= Task =
Locate each line holding the string "title" and copy it.

= Data listing =
§
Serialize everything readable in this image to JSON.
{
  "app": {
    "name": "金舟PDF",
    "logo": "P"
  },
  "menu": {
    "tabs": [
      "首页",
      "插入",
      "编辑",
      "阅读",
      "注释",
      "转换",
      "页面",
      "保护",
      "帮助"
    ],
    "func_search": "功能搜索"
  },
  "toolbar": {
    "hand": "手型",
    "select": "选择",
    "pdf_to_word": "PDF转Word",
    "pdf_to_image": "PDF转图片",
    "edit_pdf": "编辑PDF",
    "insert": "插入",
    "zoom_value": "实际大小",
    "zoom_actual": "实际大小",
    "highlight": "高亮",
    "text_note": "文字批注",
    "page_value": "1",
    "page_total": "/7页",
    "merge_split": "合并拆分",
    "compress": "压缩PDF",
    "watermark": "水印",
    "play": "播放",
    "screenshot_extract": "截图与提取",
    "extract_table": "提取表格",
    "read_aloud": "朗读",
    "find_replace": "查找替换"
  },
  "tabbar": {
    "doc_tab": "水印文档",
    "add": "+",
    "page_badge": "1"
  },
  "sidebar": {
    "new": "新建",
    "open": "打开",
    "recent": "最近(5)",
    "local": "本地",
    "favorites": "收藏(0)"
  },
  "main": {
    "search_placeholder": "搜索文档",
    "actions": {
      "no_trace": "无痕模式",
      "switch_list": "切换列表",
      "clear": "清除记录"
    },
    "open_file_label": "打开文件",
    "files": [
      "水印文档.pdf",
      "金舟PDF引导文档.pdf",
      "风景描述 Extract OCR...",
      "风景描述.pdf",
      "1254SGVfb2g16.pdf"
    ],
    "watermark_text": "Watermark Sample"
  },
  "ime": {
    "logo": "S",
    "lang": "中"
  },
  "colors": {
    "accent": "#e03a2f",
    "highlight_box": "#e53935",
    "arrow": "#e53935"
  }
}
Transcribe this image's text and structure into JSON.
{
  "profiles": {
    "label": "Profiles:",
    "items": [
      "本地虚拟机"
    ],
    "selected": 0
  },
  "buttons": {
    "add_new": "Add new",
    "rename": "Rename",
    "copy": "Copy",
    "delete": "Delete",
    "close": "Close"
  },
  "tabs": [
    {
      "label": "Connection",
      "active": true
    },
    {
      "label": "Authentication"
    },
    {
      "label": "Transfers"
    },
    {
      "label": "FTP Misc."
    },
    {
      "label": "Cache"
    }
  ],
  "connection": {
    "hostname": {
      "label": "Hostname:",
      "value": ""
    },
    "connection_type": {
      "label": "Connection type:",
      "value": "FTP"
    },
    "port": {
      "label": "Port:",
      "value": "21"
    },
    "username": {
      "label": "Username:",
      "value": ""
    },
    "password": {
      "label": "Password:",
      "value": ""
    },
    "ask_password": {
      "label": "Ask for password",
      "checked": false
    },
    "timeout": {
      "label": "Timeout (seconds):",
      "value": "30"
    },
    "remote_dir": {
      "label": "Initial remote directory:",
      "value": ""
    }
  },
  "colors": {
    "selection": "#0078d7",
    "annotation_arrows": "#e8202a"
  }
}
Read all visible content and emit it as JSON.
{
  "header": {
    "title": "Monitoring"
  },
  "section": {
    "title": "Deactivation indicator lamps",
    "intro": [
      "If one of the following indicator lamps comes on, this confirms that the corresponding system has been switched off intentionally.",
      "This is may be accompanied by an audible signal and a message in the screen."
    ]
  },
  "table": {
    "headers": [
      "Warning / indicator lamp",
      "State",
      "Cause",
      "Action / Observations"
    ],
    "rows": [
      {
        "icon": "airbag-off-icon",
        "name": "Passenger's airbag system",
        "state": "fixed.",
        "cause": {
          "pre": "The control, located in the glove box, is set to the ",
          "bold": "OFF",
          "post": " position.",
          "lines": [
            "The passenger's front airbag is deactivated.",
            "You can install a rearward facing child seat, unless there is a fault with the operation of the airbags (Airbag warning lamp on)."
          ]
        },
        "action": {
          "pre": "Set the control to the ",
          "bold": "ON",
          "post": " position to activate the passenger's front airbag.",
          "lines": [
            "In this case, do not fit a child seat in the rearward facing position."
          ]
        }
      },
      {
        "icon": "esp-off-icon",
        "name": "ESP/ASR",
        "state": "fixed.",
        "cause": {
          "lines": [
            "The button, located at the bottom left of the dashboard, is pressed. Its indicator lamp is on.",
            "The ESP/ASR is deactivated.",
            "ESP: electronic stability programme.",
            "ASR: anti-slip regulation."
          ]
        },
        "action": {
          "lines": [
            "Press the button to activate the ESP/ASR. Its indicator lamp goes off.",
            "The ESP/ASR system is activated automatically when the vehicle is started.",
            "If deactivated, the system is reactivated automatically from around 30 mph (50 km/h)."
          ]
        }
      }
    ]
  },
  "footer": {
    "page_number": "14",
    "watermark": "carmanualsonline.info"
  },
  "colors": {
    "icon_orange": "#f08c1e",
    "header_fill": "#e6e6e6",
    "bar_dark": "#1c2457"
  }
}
§
= Solution to this task =
    "title": "Monitoring"
    "title": "Deactivation indicator lamps",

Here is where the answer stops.